Bounding box annotations:
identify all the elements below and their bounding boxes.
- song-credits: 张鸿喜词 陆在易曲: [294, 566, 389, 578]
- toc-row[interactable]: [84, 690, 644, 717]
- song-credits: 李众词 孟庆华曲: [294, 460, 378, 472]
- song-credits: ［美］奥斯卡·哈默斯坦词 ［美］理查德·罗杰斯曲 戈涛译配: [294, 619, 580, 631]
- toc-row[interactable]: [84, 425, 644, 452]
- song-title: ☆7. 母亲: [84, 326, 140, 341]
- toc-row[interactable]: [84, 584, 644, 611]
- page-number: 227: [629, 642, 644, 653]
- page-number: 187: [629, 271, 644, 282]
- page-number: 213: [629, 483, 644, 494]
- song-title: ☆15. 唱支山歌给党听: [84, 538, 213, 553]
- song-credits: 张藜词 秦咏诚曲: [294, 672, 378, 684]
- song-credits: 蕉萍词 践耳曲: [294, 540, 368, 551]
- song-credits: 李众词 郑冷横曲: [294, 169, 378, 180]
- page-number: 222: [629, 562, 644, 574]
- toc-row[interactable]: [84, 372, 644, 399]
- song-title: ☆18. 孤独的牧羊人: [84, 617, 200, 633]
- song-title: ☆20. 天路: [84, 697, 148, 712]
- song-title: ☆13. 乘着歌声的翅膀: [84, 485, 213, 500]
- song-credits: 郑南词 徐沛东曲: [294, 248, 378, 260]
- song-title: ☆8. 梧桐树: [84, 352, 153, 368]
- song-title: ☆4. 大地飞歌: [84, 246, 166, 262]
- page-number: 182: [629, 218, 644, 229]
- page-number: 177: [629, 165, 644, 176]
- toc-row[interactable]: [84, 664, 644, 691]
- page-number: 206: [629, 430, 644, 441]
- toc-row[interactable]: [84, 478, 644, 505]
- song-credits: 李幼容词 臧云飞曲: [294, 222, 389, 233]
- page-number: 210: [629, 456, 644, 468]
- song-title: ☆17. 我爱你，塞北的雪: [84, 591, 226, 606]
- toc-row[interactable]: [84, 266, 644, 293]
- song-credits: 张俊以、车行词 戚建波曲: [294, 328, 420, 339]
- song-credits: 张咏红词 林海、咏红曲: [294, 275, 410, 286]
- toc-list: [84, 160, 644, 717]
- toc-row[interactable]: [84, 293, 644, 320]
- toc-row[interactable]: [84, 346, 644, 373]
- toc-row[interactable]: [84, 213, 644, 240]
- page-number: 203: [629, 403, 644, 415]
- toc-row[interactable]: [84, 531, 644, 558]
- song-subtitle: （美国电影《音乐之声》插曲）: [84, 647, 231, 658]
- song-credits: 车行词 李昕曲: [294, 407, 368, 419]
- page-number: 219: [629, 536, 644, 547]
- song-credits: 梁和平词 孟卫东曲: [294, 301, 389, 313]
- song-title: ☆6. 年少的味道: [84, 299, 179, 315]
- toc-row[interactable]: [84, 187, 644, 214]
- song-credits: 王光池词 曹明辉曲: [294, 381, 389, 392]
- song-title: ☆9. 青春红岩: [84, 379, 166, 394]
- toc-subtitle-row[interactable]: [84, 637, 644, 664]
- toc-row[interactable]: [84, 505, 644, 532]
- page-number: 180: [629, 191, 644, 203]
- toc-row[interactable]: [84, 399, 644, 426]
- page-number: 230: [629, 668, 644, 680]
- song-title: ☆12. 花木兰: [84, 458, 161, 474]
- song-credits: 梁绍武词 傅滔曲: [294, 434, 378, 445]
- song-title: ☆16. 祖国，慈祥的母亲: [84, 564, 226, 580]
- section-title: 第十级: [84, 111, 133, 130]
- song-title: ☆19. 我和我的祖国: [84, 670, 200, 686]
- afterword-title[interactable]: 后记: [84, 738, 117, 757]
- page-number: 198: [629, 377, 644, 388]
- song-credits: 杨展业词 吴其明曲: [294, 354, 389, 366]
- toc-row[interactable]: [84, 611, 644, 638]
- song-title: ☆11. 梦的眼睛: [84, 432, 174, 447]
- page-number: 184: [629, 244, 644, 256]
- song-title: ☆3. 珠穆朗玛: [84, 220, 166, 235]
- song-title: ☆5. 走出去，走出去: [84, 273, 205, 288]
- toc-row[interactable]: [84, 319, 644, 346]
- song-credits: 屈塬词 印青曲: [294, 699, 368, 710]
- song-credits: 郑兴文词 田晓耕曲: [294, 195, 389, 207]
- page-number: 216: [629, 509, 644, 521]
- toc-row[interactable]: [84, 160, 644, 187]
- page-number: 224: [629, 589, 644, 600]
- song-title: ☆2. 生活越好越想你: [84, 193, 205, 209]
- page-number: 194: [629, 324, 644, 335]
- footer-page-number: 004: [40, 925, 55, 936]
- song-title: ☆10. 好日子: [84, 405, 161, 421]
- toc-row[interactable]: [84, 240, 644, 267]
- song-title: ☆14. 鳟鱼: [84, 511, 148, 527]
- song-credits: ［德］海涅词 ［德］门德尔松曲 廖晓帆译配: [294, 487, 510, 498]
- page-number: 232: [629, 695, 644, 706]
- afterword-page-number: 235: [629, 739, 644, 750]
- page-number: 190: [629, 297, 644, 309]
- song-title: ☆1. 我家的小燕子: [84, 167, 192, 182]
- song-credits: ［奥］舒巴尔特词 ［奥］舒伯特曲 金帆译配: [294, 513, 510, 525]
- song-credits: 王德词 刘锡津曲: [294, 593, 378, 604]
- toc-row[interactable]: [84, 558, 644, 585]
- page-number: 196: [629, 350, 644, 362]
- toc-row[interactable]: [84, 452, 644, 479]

GOAL: Please rename "toc-row" to "list-entry" in every one of the rows above, and leave everything else unchanged.

REPLY TO THE TASK:
identify all the elements below and their bounding boxes.
- song-credits: 张鸿喜词 陆在易曲: [294, 566, 389, 578]
- list-entry[interactable]: [84, 690, 644, 717]
- song-credits: 李众词 孟庆华曲: [294, 460, 378, 472]
- song-credits: ［美］奥斯卡·哈默斯坦词 ［美］理查德·罗杰斯曲 戈涛译配: [294, 619, 580, 631]
- list-entry[interactable]: [84, 425, 644, 452]
- song-title: ☆7. 母亲: [84, 326, 140, 341]
- list-entry[interactable]: [84, 584, 644, 611]
- page-number: 227: [629, 642, 644, 653]
- page-number: 187: [629, 271, 644, 282]
- page-number: 213: [629, 483, 644, 494]
- song-title: ☆15. 唱支山歌给党听: [84, 538, 213, 553]
- song-credits: 张藜词 秦咏诚曲: [294, 672, 378, 684]
- song-credits: 蕉萍词 践耳曲: [294, 540, 368, 551]
- song-credits: 李众词 郑冷横曲: [294, 169, 378, 180]
- page-number: 222: [629, 562, 644, 574]
- list-entry[interactable]: [84, 372, 644, 399]
- song-title: ☆18. 孤独的牧羊人: [84, 617, 200, 633]
- song-title: ☆20. 天路: [84, 697, 148, 712]
- song-title: ☆13. 乘着歌声的翅膀: [84, 485, 213, 500]
- song-credits: 郑南词 徐沛东曲: [294, 248, 378, 260]
- song-title: ☆8. 梧桐树: [84, 352, 153, 368]
- song-title: ☆4. 大地飞歌: [84, 246, 166, 262]
- page-number: 182: [629, 218, 644, 229]
- page-number: 177: [629, 165, 644, 176]
- list-entry[interactable]: [84, 664, 644, 691]
- page-number: 206: [629, 430, 644, 441]
- list-entry[interactable]: [84, 478, 644, 505]
- song-credits: 李幼容词 臧云飞曲: [294, 222, 389, 233]
- page-number: 210: [629, 456, 644, 468]
- song-title: ☆17. 我爱你，塞北的雪: [84, 591, 226, 606]
- list-entry[interactable]: [84, 266, 644, 293]
- song-credits: 张俊以、车行词 戚建波曲: [294, 328, 420, 339]
- song-credits: 张咏红词 林海、咏红曲: [294, 275, 410, 286]
- toc-list: [84, 160, 644, 717]
- list-entry[interactable]: [84, 293, 644, 320]
- list-entry[interactable]: [84, 346, 644, 373]
- list-entry[interactable]: [84, 213, 644, 240]
- page-number: 203: [629, 403, 644, 415]
- list-entry[interactable]: [84, 531, 644, 558]
- song-subtitle: （美国电影《音乐之声》插曲）: [84, 647, 231, 658]
- song-credits: 车行词 李昕曲: [294, 407, 368, 419]
- page-number: 219: [629, 536, 644, 547]
- song-credits: 梁和平词 孟卫东曲: [294, 301, 389, 313]
- song-title: ☆6. 年少的味道: [84, 299, 179, 315]
- list-entry[interactable]: [84, 187, 644, 214]
- song-credits: 王光池词 曹明辉曲: [294, 381, 389, 392]
- song-title: ☆9. 青春红岩: [84, 379, 166, 394]
- toc-subtitle-row[interactable]: [84, 637, 644, 664]
- list-entry[interactable]: [84, 505, 644, 532]
- page-number: 180: [629, 191, 644, 203]
- list-entry[interactable]: [84, 399, 644, 426]
- page-number: 230: [629, 668, 644, 680]
- song-title: ☆12. 花木兰: [84, 458, 161, 474]
- song-credits: 梁绍武词 傅滔曲: [294, 434, 378, 445]
- song-title: ☆16. 祖国，慈祥的母亲: [84, 564, 226, 580]
- section-title: 第十级: [84, 111, 133, 130]
- song-title: ☆19. 我和我的祖国: [84, 670, 200, 686]
- afterword-title[interactable]: 后记: [84, 738, 117, 757]
- page-number: 198: [629, 377, 644, 388]
- song-credits: 杨展业词 吴其明曲: [294, 354, 389, 366]
- list-entry[interactable]: [84, 611, 644, 638]
- song-title: ☆11. 梦的眼睛: [84, 432, 174, 447]
- page-number: 184: [629, 244, 644, 256]
- song-title: ☆3. 珠穆朗玛: [84, 220, 166, 235]
- song-title: ☆5. 走出去，走出去: [84, 273, 205, 288]
- list-entry[interactable]: [84, 319, 644, 346]
- song-credits: 屈塬词 印青曲: [294, 699, 368, 710]
- song-credits: 郑兴文词 田晓耕曲: [294, 195, 389, 207]
- page-number: 216: [629, 509, 644, 521]
- list-entry[interactable]: [84, 160, 644, 187]
- page-number: 224: [629, 589, 644, 600]
- song-title: ☆2. 生活越好越想你: [84, 193, 205, 209]
- page-number: 194: [629, 324, 644, 335]
- footer-page-number: 004: [40, 925, 55, 936]
- song-title: ☆10. 好日子: [84, 405, 161, 421]
- list-entry[interactable]: [84, 240, 644, 267]
- song-title: ☆14. 鳟鱼: [84, 511, 148, 527]
- song-credits: ［德］海涅词 ［德］门德尔松曲 廖晓帆译配: [294, 487, 510, 498]
- page-number: 232: [629, 695, 644, 706]
- afterword-page-number: 235: [629, 739, 644, 750]
- page-number: 190: [629, 297, 644, 309]
- song-title: ☆1. 我家的小燕子: [84, 167, 192, 182]
- song-credits: ［奥］舒巴尔特词 ［奥］舒伯特曲 金帆译配: [294, 513, 510, 525]
- song-credits: 王德词 刘锡津曲: [294, 593, 378, 604]
- list-entry[interactable]: [84, 558, 644, 585]
- page-number: 196: [629, 350, 644, 362]
- list-entry[interactable]: [84, 452, 644, 479]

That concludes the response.